======== Records for the exercise ========
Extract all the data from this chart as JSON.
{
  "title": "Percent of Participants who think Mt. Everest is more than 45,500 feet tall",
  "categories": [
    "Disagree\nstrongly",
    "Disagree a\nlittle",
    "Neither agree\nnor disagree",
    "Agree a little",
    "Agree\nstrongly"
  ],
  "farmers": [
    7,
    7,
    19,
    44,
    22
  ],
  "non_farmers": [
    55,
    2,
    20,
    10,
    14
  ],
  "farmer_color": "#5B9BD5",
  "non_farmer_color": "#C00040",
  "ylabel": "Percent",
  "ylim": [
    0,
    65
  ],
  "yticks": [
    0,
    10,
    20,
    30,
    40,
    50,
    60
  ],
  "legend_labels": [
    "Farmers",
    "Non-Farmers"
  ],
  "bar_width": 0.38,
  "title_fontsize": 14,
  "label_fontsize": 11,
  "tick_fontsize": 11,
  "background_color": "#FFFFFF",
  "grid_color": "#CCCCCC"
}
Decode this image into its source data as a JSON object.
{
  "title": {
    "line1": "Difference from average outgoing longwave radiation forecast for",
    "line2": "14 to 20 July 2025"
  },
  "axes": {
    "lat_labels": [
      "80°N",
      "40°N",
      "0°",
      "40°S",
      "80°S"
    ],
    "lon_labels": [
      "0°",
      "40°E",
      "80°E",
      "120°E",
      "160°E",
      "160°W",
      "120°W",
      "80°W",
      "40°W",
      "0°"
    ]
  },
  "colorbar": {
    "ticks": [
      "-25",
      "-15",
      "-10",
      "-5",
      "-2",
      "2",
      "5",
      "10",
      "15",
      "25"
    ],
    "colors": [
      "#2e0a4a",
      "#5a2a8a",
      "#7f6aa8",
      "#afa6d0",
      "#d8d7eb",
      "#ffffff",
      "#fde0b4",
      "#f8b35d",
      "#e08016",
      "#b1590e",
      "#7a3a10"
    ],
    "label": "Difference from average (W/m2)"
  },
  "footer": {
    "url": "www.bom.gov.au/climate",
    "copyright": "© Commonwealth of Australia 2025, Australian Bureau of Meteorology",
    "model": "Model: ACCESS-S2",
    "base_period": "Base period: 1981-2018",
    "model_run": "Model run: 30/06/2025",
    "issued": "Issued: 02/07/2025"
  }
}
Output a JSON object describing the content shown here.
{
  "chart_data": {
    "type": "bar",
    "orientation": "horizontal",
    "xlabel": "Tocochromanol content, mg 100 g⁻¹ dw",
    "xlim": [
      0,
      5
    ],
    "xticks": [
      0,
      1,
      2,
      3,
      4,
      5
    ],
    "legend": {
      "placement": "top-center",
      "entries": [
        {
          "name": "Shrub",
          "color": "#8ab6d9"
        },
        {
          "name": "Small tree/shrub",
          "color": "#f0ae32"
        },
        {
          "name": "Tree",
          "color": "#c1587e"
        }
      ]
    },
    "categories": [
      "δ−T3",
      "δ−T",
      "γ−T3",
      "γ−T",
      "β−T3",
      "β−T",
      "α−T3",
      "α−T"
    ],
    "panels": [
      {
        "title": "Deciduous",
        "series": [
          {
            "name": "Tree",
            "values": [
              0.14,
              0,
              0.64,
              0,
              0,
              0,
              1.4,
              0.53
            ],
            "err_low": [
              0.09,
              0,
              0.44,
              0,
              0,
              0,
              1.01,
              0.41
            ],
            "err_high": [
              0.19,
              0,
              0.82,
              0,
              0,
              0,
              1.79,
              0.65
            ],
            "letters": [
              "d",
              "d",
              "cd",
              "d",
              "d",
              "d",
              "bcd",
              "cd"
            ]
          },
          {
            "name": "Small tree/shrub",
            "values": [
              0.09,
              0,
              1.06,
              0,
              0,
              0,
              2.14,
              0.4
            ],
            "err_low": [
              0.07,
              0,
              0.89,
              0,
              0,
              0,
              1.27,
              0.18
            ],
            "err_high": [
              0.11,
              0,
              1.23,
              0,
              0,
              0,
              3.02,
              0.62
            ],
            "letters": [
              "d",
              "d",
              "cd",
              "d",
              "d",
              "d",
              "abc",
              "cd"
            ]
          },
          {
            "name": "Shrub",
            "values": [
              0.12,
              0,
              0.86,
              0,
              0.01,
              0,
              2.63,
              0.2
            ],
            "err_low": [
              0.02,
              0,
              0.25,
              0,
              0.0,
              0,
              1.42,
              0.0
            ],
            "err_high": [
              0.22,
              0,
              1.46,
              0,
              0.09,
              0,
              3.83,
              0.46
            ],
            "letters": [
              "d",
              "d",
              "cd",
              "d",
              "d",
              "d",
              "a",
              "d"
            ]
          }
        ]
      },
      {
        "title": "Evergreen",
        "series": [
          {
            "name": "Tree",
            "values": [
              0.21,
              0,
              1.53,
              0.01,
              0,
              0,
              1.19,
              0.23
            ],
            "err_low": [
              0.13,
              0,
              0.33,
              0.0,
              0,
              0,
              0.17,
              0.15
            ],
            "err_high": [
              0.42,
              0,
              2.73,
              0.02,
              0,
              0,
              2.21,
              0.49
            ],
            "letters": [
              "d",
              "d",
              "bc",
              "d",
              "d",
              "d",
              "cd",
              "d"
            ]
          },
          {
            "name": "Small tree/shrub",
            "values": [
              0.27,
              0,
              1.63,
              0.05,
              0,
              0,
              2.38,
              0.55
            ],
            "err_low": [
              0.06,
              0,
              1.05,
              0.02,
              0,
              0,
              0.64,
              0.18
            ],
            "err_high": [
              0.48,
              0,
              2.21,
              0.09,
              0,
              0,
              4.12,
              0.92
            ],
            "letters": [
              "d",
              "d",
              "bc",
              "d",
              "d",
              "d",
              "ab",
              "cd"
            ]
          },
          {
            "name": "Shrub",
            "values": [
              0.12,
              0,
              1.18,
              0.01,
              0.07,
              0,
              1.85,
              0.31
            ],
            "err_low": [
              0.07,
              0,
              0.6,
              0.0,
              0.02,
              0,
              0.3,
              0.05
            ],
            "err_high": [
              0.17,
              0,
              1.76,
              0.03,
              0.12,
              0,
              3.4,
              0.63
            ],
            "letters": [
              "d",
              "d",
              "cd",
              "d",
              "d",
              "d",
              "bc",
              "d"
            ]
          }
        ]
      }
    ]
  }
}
========
### Set exercise
In the entries above, find every line holding the word "from" and copy it out.

### Answer to this task
Extract all the data from this chart as JSON.
    "line1": "Difference from average outgoing longwave radiation forecast for",
    "label": "Difference from average (W/m2)"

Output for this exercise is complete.